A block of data
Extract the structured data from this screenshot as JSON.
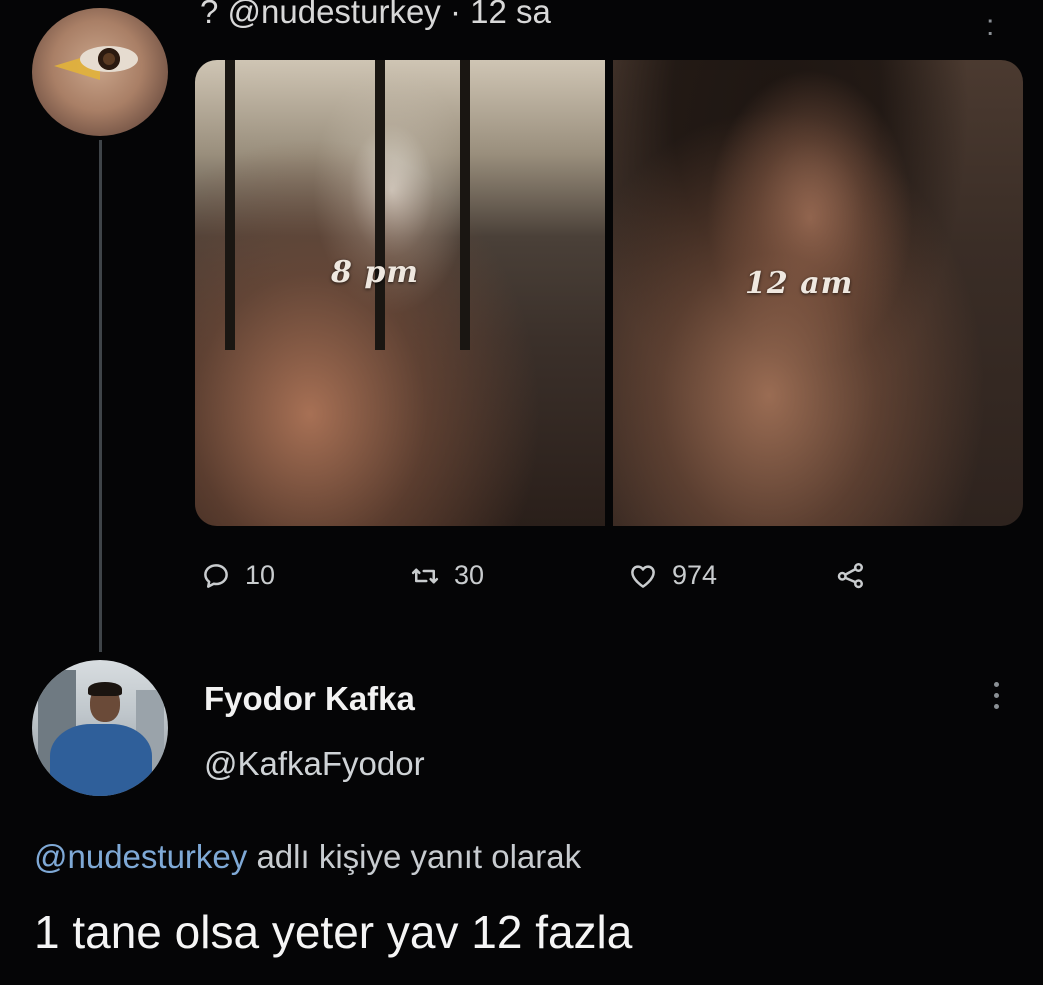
{
  "parent_tweet": {
    "handle_line": "? @nudesturkey · 12 sa",
    "more_label": ":",
    "media": {
      "left_caption": "8 pm",
      "right_caption": "12 am"
    },
    "actions": {
      "reply_count": "10",
      "retweet_count": "30",
      "like_count": "974"
    }
  },
  "reply_tweet": {
    "author_name": "Fyodor Kafka",
    "author_handle": "@KafkaFyodor",
    "reply_to_mention": "@nudesturkey",
    "reply_to_suffix": " adlı kişiye yanıt olarak",
    "text": "1 tane olsa yeter yav 12 fazla"
  },
  "icons": {
    "reply": "speech-bubble-icon",
    "retweet": "retweet-icon",
    "like": "heart-icon",
    "share": "share-icon",
    "more": "more-dots-icon"
  },
  "colors": {
    "background": "#050506",
    "mention": "#7fa9d6",
    "text_primary": "#f5f5f5",
    "text_secondary": "#c9ccce"
  }
}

• _Task objective_
Each record above is to be restated exactly, with its pictures removed from the copy.

• _Correct result_
Extract the structured data from this screenshot as JSON.
{
  "parent_tweet": {
    "handle_line": "? @nudesturkey · 12 sa",
    "more_label": ":",
    "media": {
      "left_caption": "8 pm",
      "right_caption": "12 am"
    },
    "actions": {
      "reply_count": "10",
      "retweet_count": "30",
      "like_count": "974"
    }
  },
  "reply_tweet": {
    "author_name": "Fyodor Kafka",
    "author_handle": "@KafkaFyodor",
    "reply_to_mention": "@nudesturkey",
    "reply_to_suffix": " adlı kişiye yanıt olarak",
    "text": "1 tane olsa yeter yav 12 fazla"
  },
  "icons": {
    "reply": "speech-bubble-icon",
    "retweet": "retweet-icon",
    "like": "heart-icon",
    "share": "share-icon",
    "more": "more-dots-icon"
  },
  "colors": {
    "background": "#050506",
    "mention": "#7fa9d6",
    "text_primary": "#f5f5f5",
    "text_secondary": "#c9ccce"
  }
}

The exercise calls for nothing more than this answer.